Would you write out the listing verbatim and skip every picture in it?

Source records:
━━━━━━━━━━━━━━━━━━━━━━━━━━━━━━

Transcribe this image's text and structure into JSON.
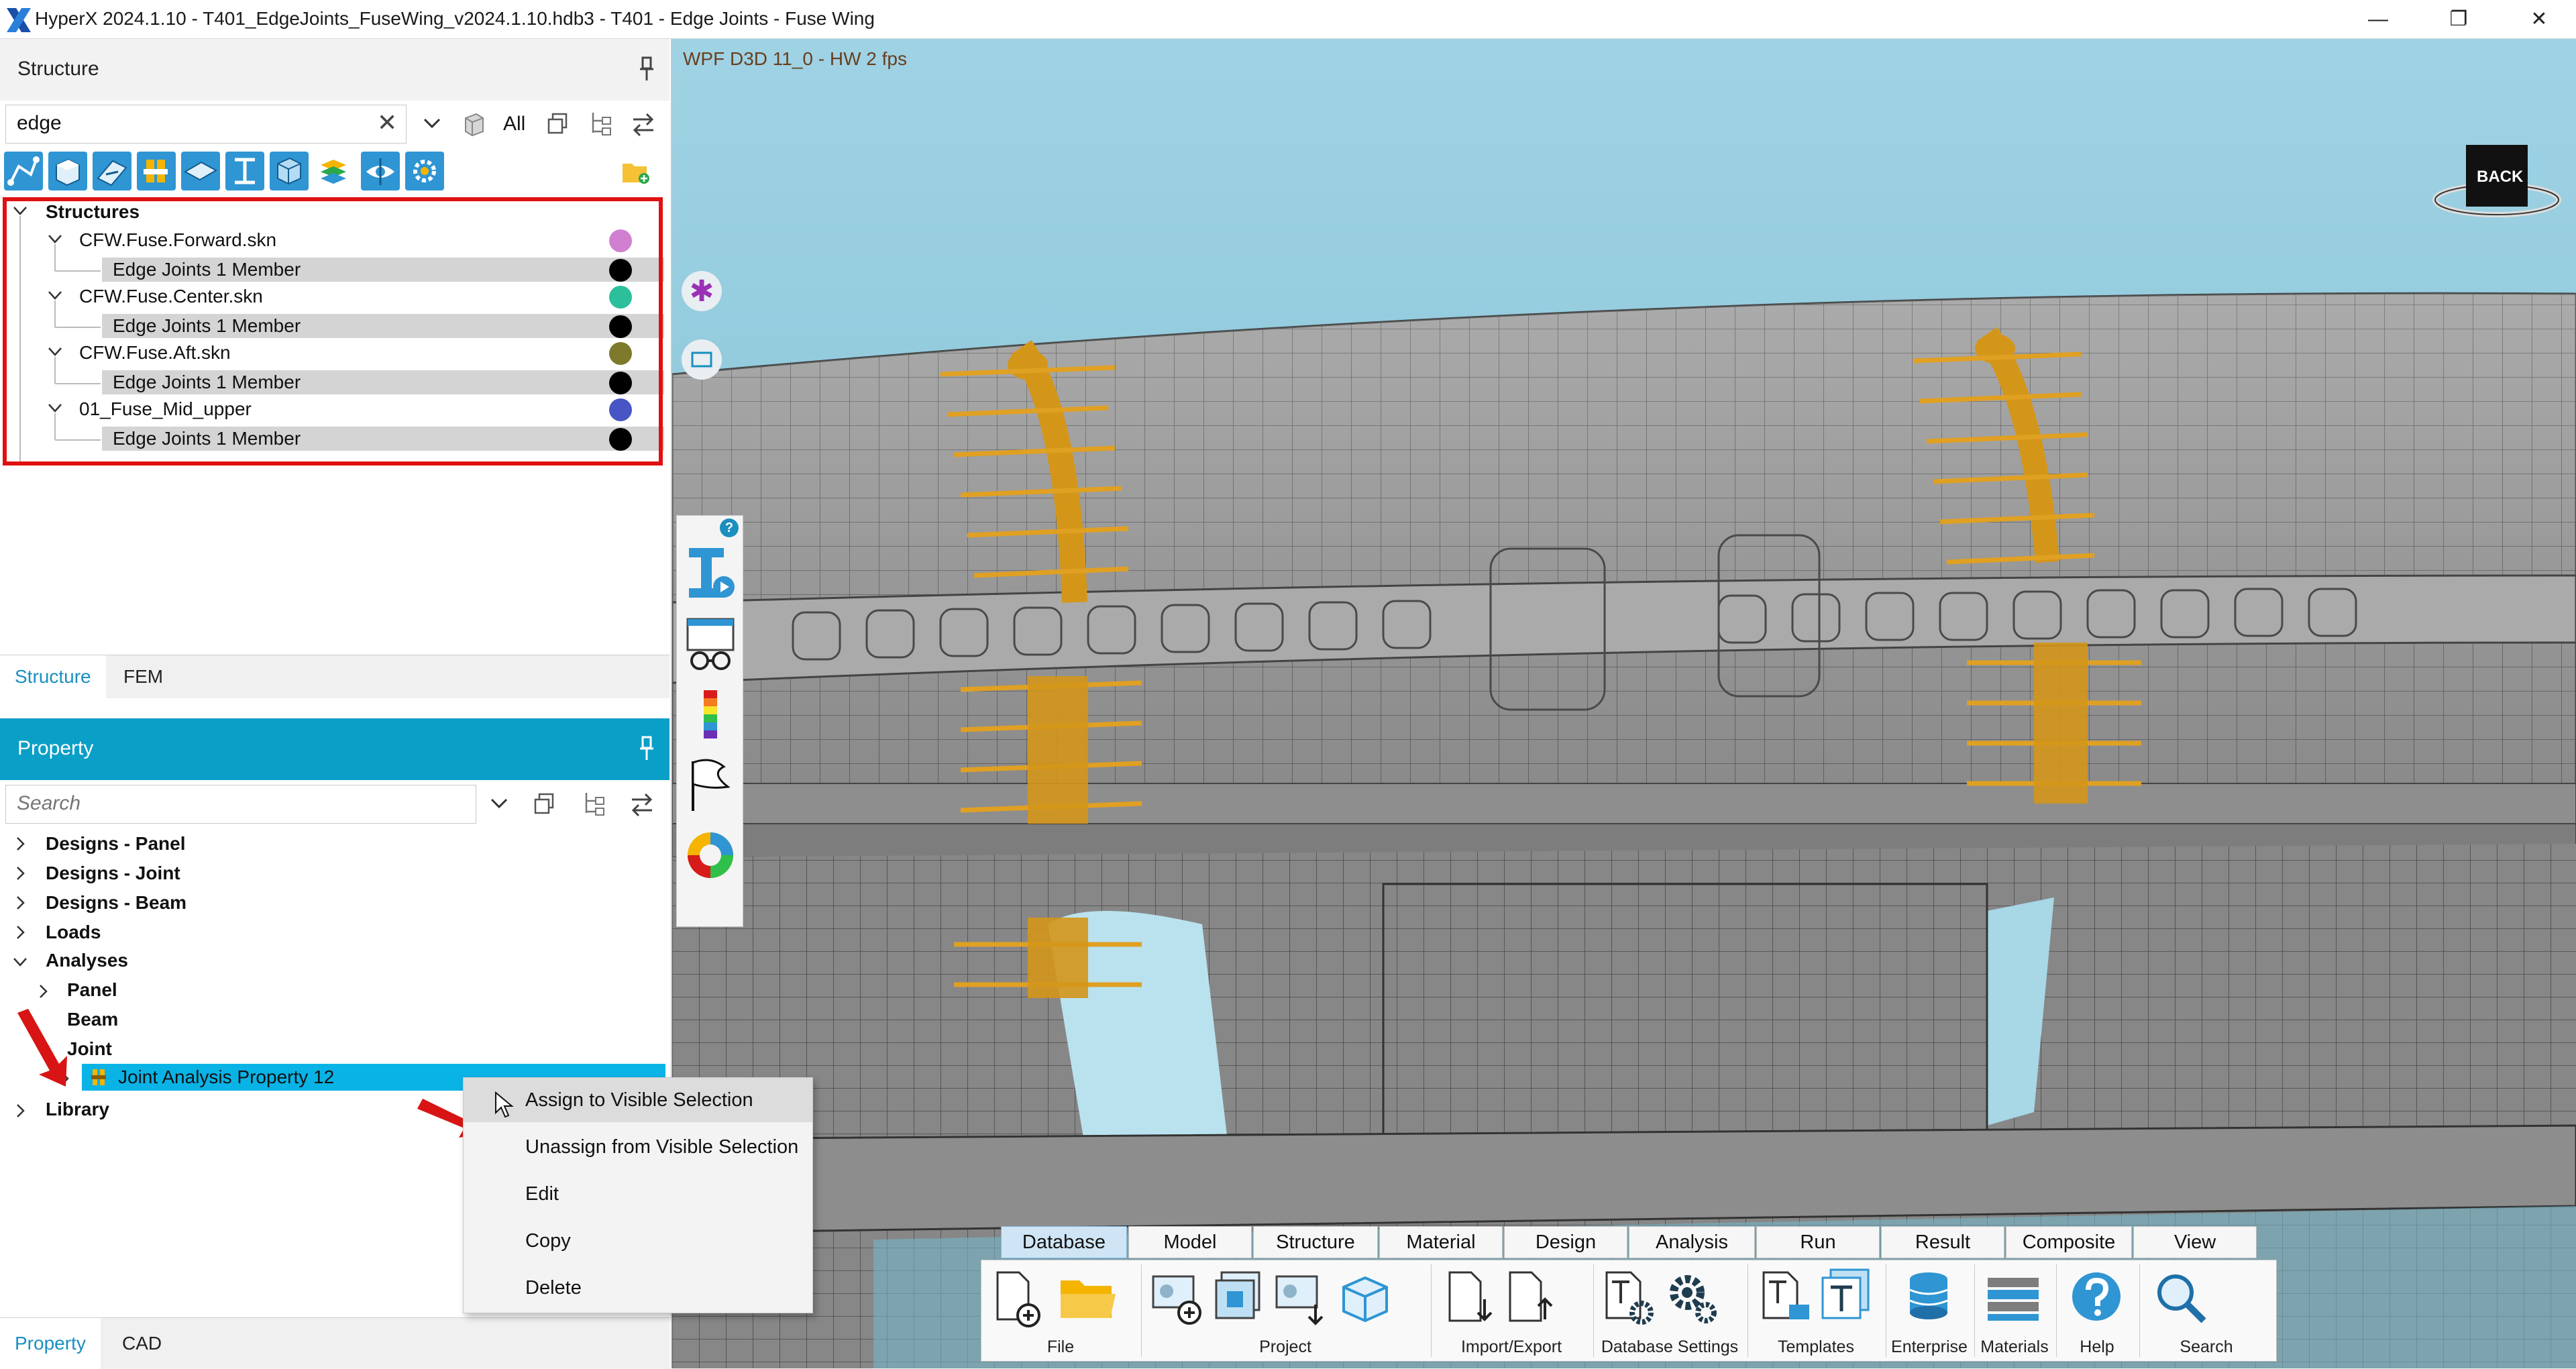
{
  "window": {
    "title": "HyperX 2024.1.10 - T401_EdgeJoints_FuseWing_v2024.1.10.hdb3 - T401 - Edge Joints - Fuse Wing",
    "minimize_glyph": "—",
    "maximize_glyph": "❐",
    "close_glyph": "✕"
  },
  "structure_panel": {
    "title": "Structure",
    "search_value": "edge",
    "filter_label": "All",
    "tree": {
      "root": "Structures",
      "groups": [
        {
          "name": "CFW.Fuse.Forward.skn",
          "color": "#d17fd0",
          "member": "Edge Joints 1 Member"
        },
        {
          "name": "CFW.Fuse.Center.skn",
          "color": "#2bbf9b",
          "member": "Edge Joints 1 Member"
        },
        {
          "name": "CFW.Fuse.Aft.skn",
          "color": "#7e7a2c",
          "member": "Edge Joints 1 Member"
        },
        {
          "name": "01_Fuse_Mid_upper",
          "color": "#4756c4",
          "member": "Edge Joints 1 Member"
        }
      ]
    },
    "tabs": [
      "Structure",
      "FEM"
    ]
  },
  "property_panel": {
    "title": "Property",
    "search_placeholder": "Search",
    "tree": {
      "designs_panel": "Designs - Panel",
      "designs_joint": "Designs - Joint",
      "designs_beam": "Designs - Beam",
      "loads": "Loads",
      "analyses": "Analyses",
      "panel": "Panel",
      "beam": "Beam",
      "joint": "Joint",
      "selected_property": "Joint Analysis Property 12",
      "library": "Library"
    },
    "tabs": [
      "Property",
      "CAD"
    ]
  },
  "viewport": {
    "label": "WPF D3D 11_0 - HW  2 fps",
    "back_label": "BACK",
    "help_badge": "?"
  },
  "context_menu": {
    "items": [
      "Assign to Visible Selection",
      "Unassign from Visible Selection",
      "Edit",
      "Copy",
      "Delete"
    ]
  },
  "ribbon": {
    "tabs": [
      "Database",
      "Model",
      "Structure",
      "Material",
      "Design",
      "Analysis",
      "Run",
      "Result",
      "Composite",
      "View"
    ],
    "active_tab": "Database",
    "groups": {
      "file": "File",
      "project": "Project",
      "import_export": "Import/Export",
      "database_settings": "Database Settings",
      "templates": "Templates",
      "enterprise": "Enterprise",
      "materials": "Materials",
      "help": "Help",
      "search": "Search"
    }
  },
  "colors": {
    "accent": "#0a9fc7",
    "selection": "#09b3e6",
    "highlight_box": "#e01010",
    "joint_orange": "#e0a022"
  }
}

━━━━━━━━━━━━━━━━━━━━━━━━━━━━━━

Problem solution
Transcribe this image's text and structure into JSON.
{
  "window": {
    "title": "HyperX 2024.1.10 - T401_EdgeJoints_FuseWing_v2024.1.10.hdb3 - T401 - Edge Joints - Fuse Wing",
    "minimize_glyph": "—",
    "maximize_glyph": "❐",
    "close_glyph": "✕"
  },
  "structure_panel": {
    "title": "Structure",
    "search_value": "edge",
    "filter_label": "All",
    "tree": {
      "root": "Structures",
      "groups": [
        {
          "name": "CFW.Fuse.Forward.skn",
          "color": "#d17fd0",
          "member": "Edge Joints 1 Member"
        },
        {
          "name": "CFW.Fuse.Center.skn",
          "color": "#2bbf9b",
          "member": "Edge Joints 1 Member"
        },
        {
          "name": "CFW.Fuse.Aft.skn",
          "color": "#7e7a2c",
          "member": "Edge Joints 1 Member"
        },
        {
          "name": "01_Fuse_Mid_upper",
          "color": "#4756c4",
          "member": "Edge Joints 1 Member"
        }
      ]
    },
    "tabs": [
      "Structure",
      "FEM"
    ]
  },
  "property_panel": {
    "title": "Property",
    "search_placeholder": "Search",
    "tree": {
      "designs_panel": "Designs - Panel",
      "designs_joint": "Designs - Joint",
      "designs_beam": "Designs - Beam",
      "loads": "Loads",
      "analyses": "Analyses",
      "panel": "Panel",
      "beam": "Beam",
      "joint": "Joint",
      "selected_property": "Joint Analysis Property 12",
      "library": "Library"
    },
    "tabs": [
      "Property",
      "CAD"
    ]
  },
  "viewport": {
    "label": "WPF D3D 11_0 - HW  2 fps",
    "back_label": "BACK",
    "help_badge": "?"
  },
  "context_menu": {
    "items": [
      "Assign to Visible Selection",
      "Unassign from Visible Selection",
      "Edit",
      "Copy",
      "Delete"
    ]
  },
  "ribbon": {
    "tabs": [
      "Database",
      "Model",
      "Structure",
      "Material",
      "Design",
      "Analysis",
      "Run",
      "Result",
      "Composite",
      "View"
    ],
    "active_tab": "Database",
    "groups": {
      "file": "File",
      "project": "Project",
      "import_export": "Import/Export",
      "database_settings": "Database Settings",
      "templates": "Templates",
      "enterprise": "Enterprise",
      "materials": "Materials",
      "help": "Help",
      "search": "Search"
    }
  },
  "colors": {
    "accent": "#0a9fc7",
    "selection": "#09b3e6",
    "highlight_box": "#e01010",
    "joint_orange": "#e0a022"
  }
}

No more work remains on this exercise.